_WHAT YOU ARE ASKED TO DO_:
Using the LogChef guide, answer these:
1. Instead of pulling raw logs, which SQL features does the LogChef guide prefer?
2. Which command does the LogChef guide list for filter queries?
3. When a user mentions a namespace, what should the query filter by?

-- Start of SUPPLIED PASSAGE --

AgentSkillsCN

logchef

通过 LogChef CLI 查询应用日志。适用于排查生产事故、调试错误、分析日志模式,或在各服务间关联事件时使用。

SKILL.md
--- frontmatter
name: logchef
description: Query application logs via LogChef CLI. Use when investigating production incidents, debugging errors, analyzing log patterns, or correlating events across services.
allowed-tools: Bash Read

LogChef Log Analysis

Query production logs using the LogChef CLI for incident investigation.

Data Safety Rules

Logs contain sensitive data. Follow these rules to avoid loading excessive data into context:

  1. Always use --limit for logchef query commands (max 50 rows default)
  2. Prefer SQL aggregations - use COUNT(), GROUP BY instead of pulling raw logs
  3. Ask before broadening searches - If initial query returns no results, explicitly ask the user for permission before:
    • Extending the time window (e.g., 30m → 1h → 2h)
    • Removing or relaxing filters (e.g., dropping namespace filter)
    • Searching across all namespaces instead of a specific one
  4. For large datasets, pipe to file and sample:
    bash
    logchef query '...' --limit 500 --output jsonl > /tmp/logs.jsonl
    head -20 /tmp/logs.jsonl  # Sample first 20 lines
    wc -l /tmp/logs.jsonl     # Check total count
    
  5. Never pull unbounded raw logs - always aggregate or limit first
  6. Start with counts, then drill down to samples only when needed

Quick Reference

CommandUse Case
logchef sql "..."SQL queries (aggregations, counts, time series)
logchef query '...'Filter queries (sample logs, grep-style)

Required Parameters

Always include these flags (get values from logchef config show):

  • -t <team> - Team name or ID
  • -S <source> - Source name, database.table_name, or ID

Or set defaults:

bash
logchef config set team "my-team"
logchef config set source "my-source"

Note: If a user mentions a namespace (e.g., "rms namespace"), filter by the namespace field in your query (e.g., namespace="rms"), not by changing the source.

Command Reference

code
logchef
├── query <QUERY>              # LogChefQL query (filter logs)
│   ├── -s, --since <15m|1h>   # Relative time
│   ├── --from/--to <TIME>     # Absolute time range
│   ├── -t, --team <TEAM>      # Team ID/name
│   ├── -S, --source <SOURCE>  # Source ID/name
│   ├── -l, --limit <N>        # Row limit (ALWAYS USE)

-- End of SUPPLIED PASSAGE --
-- Start of DATASET RECORDS --

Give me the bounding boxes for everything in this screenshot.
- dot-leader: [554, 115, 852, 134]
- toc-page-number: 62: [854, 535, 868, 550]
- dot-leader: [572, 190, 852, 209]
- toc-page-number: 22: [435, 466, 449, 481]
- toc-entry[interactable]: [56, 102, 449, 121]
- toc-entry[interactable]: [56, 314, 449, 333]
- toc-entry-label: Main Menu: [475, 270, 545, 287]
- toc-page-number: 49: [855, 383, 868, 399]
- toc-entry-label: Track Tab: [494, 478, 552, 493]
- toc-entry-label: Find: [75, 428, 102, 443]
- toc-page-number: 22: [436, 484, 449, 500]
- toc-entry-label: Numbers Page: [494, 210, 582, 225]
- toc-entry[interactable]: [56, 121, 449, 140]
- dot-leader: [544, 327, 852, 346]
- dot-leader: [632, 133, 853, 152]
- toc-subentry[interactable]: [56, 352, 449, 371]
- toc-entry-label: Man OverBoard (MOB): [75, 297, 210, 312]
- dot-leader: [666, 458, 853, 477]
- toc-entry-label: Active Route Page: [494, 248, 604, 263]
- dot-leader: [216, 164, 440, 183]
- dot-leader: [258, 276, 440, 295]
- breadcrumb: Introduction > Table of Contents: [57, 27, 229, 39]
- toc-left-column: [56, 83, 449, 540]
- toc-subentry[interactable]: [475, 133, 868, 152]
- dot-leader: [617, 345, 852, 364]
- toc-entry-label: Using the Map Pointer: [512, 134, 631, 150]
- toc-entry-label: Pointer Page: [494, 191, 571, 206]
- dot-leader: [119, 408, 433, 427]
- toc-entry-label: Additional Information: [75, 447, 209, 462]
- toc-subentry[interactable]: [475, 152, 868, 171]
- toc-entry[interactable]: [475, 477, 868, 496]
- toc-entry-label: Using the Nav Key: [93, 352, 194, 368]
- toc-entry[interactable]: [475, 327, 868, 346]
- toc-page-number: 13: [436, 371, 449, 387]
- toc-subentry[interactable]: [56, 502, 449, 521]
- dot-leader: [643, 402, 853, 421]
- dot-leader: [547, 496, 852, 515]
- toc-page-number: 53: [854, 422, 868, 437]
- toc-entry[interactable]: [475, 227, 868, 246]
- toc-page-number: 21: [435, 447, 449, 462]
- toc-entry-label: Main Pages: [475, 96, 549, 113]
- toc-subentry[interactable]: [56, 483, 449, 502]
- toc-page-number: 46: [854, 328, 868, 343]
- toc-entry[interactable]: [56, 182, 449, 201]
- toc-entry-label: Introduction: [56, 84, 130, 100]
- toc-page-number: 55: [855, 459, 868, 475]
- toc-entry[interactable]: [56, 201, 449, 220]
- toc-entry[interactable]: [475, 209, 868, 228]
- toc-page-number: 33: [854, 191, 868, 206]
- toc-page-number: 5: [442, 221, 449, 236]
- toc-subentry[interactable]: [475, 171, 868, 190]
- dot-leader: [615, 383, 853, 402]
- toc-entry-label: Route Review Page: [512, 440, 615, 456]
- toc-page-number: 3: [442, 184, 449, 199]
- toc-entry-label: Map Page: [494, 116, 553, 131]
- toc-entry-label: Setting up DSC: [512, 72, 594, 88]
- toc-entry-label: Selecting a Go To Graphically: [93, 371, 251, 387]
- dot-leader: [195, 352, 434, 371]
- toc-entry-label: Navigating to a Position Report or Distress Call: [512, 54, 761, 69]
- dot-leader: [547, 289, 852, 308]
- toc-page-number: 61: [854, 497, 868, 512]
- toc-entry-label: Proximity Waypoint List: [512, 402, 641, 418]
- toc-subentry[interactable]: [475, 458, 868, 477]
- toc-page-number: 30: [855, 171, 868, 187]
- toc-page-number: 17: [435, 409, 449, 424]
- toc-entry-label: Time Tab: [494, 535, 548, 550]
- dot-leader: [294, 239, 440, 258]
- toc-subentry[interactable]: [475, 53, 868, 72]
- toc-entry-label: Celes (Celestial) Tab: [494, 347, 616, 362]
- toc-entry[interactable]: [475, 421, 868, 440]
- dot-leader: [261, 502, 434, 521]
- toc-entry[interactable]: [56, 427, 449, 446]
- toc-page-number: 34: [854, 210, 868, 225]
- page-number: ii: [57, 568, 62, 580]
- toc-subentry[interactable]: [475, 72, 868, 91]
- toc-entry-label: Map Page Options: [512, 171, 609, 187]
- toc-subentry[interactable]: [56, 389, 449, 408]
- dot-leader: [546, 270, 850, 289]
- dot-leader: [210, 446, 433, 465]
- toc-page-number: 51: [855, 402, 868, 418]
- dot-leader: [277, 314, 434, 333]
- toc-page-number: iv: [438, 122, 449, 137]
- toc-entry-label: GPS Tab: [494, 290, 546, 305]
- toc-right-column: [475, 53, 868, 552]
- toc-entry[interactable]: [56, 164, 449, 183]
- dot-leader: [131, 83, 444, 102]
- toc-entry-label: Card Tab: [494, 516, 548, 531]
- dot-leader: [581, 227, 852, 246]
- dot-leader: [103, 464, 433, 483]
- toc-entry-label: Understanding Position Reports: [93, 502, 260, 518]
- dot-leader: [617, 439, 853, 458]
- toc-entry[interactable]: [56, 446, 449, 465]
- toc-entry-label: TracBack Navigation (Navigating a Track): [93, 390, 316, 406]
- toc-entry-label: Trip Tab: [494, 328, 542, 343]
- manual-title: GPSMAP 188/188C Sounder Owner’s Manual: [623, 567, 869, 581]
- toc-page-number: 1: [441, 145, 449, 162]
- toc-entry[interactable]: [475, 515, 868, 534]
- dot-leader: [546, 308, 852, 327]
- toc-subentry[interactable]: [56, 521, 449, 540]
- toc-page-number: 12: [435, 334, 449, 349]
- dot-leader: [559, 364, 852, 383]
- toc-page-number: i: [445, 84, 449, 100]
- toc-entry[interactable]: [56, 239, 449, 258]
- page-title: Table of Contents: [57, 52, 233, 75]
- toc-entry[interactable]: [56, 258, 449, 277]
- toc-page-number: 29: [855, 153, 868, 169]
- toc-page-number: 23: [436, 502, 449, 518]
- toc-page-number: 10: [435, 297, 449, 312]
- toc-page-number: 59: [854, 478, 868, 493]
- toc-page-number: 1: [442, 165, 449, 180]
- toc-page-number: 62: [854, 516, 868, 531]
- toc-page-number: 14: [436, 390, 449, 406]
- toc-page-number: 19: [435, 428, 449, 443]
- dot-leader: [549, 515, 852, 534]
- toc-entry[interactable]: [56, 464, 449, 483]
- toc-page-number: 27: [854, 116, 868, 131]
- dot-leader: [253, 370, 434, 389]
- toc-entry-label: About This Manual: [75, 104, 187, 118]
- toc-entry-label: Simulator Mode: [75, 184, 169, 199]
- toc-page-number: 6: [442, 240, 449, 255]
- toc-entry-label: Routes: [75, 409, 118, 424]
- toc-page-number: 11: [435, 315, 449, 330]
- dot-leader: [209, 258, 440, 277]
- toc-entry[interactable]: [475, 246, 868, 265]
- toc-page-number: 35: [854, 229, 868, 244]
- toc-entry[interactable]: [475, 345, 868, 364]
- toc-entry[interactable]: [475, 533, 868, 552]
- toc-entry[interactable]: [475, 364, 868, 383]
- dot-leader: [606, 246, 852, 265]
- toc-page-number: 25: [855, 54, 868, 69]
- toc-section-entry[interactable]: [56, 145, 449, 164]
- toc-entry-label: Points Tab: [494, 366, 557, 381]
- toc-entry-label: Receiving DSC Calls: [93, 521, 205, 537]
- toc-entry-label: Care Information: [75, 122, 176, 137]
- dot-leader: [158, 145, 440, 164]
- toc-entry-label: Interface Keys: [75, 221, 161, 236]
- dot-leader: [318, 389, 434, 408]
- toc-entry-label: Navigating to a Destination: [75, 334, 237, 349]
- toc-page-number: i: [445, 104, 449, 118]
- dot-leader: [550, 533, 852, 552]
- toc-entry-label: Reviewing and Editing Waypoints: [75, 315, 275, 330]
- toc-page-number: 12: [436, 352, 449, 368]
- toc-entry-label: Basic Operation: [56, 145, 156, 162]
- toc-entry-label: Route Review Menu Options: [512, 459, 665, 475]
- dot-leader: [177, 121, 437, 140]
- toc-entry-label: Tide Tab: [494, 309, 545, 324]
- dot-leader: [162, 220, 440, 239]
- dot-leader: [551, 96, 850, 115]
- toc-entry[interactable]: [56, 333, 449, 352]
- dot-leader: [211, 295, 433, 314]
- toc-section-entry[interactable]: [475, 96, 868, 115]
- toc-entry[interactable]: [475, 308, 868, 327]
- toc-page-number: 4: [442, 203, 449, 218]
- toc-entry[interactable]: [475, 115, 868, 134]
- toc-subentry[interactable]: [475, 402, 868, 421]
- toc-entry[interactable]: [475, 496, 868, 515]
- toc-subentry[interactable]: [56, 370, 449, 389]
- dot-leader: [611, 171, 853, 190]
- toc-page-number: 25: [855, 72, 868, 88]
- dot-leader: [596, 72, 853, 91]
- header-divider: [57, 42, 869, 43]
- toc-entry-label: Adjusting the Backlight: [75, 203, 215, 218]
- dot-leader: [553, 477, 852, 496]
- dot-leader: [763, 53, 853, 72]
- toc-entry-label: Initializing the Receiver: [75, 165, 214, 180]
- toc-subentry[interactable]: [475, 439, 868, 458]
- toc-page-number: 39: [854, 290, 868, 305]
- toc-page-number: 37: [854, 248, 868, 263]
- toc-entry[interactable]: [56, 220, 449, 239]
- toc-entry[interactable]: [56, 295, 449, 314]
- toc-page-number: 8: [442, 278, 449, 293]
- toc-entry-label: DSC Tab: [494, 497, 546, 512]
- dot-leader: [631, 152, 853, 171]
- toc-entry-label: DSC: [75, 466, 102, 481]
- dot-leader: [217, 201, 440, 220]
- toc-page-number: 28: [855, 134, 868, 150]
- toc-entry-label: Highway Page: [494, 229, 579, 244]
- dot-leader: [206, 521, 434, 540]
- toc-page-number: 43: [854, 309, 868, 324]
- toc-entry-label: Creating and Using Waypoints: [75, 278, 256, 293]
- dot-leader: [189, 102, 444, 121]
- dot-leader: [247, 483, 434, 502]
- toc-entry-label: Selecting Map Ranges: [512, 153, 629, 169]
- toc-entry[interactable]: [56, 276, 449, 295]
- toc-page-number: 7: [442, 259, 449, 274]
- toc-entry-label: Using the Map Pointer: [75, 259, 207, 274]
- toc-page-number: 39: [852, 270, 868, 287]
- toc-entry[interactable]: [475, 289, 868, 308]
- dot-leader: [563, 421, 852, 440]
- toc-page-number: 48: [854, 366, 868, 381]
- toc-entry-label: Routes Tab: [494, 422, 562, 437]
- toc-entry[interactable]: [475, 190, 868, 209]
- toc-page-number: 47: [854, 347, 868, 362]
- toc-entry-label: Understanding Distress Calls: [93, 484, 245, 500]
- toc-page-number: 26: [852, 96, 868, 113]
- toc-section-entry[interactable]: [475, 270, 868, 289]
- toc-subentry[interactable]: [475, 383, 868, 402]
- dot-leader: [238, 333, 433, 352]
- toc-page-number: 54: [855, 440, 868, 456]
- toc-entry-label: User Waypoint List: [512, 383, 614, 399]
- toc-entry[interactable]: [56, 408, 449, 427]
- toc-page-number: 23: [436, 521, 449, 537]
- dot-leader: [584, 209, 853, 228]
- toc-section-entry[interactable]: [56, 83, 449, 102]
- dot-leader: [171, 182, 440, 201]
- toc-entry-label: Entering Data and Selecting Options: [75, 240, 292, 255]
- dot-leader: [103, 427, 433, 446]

-- End of DATASET RECORDS --

_FINISHED EXERCISE_:
1. SQL aggregations such as COUNT() and GROUP BY.
2. logchef query '...'
3. The namespace field (e.g., namespace="rms"), not a change of source.